Extracts from a graphics dataset:
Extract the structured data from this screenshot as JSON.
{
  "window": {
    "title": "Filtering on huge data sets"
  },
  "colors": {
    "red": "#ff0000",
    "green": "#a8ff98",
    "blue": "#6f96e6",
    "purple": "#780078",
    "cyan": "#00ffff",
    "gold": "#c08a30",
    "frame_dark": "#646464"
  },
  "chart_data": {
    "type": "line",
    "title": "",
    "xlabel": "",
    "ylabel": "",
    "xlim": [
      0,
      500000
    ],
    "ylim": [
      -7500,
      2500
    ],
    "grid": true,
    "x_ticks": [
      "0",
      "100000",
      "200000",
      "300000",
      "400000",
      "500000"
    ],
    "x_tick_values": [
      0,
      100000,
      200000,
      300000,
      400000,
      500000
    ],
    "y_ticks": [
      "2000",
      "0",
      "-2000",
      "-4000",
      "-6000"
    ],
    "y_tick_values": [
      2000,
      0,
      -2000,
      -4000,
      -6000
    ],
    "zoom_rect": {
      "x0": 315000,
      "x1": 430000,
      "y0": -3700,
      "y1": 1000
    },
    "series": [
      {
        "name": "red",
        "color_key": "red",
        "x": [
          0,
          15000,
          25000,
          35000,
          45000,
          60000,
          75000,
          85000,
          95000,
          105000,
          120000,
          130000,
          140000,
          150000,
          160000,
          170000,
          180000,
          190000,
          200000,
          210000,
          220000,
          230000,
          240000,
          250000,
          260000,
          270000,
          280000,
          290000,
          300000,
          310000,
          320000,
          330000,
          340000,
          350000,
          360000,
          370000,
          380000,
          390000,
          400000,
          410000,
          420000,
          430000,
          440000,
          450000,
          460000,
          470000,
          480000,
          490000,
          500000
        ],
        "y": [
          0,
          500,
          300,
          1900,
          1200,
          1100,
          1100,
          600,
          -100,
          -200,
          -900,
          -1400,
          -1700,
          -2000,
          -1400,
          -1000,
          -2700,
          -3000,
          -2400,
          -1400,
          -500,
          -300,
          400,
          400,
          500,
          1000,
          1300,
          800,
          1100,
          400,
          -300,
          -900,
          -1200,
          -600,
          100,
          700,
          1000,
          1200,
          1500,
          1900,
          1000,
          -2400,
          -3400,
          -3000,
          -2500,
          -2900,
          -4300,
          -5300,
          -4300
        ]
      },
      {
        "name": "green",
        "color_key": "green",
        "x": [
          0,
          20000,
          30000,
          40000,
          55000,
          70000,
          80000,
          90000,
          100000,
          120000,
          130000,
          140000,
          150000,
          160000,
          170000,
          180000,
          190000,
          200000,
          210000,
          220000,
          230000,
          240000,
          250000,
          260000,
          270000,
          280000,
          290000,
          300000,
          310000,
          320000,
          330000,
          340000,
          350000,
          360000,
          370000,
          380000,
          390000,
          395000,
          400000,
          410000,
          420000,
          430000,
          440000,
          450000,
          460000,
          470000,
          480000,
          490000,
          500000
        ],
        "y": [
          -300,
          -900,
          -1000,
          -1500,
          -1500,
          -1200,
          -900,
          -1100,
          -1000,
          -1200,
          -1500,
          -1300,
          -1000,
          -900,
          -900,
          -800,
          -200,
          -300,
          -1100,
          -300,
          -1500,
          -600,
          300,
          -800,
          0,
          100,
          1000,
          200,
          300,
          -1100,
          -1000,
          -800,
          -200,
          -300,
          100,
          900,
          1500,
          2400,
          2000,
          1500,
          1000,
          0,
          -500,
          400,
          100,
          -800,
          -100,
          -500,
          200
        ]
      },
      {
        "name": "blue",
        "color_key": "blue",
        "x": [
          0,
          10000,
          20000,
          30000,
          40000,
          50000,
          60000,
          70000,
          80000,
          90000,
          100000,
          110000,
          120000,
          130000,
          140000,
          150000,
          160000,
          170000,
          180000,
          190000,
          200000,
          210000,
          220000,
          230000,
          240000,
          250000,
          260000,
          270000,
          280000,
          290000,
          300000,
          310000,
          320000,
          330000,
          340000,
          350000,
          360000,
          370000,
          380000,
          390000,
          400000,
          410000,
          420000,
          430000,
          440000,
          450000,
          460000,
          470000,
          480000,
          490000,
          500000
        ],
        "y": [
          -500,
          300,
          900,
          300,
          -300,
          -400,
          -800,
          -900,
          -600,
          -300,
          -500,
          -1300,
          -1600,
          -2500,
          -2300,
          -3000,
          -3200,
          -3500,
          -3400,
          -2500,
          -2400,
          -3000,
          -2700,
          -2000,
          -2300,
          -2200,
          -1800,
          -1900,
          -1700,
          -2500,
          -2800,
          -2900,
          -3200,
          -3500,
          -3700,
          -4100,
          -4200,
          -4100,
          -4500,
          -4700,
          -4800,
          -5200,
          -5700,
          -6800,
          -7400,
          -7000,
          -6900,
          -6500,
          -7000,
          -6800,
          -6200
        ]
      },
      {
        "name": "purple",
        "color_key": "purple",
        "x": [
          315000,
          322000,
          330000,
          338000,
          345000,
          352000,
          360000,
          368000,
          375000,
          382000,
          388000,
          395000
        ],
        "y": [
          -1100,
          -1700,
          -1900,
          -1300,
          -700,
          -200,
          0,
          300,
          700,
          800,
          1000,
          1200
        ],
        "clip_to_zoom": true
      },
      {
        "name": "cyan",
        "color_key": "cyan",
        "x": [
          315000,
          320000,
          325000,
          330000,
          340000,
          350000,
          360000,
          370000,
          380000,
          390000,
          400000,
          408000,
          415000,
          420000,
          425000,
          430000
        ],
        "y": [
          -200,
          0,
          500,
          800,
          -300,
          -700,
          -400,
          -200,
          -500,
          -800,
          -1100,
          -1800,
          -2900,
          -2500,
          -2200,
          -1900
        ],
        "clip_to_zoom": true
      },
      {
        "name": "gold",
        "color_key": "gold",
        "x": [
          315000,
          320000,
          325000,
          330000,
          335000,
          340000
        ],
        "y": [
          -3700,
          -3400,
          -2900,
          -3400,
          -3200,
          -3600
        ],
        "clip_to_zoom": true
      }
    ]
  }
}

◆ **DIRECTIONS FOR THIS TASK**
Look through the entries above; copy each line where the string "purple" appears.

◆ **ANSWER TO THE EXERCISE**
    "purple": "#780078",
        "name": "purple",
        "color_key": "purple",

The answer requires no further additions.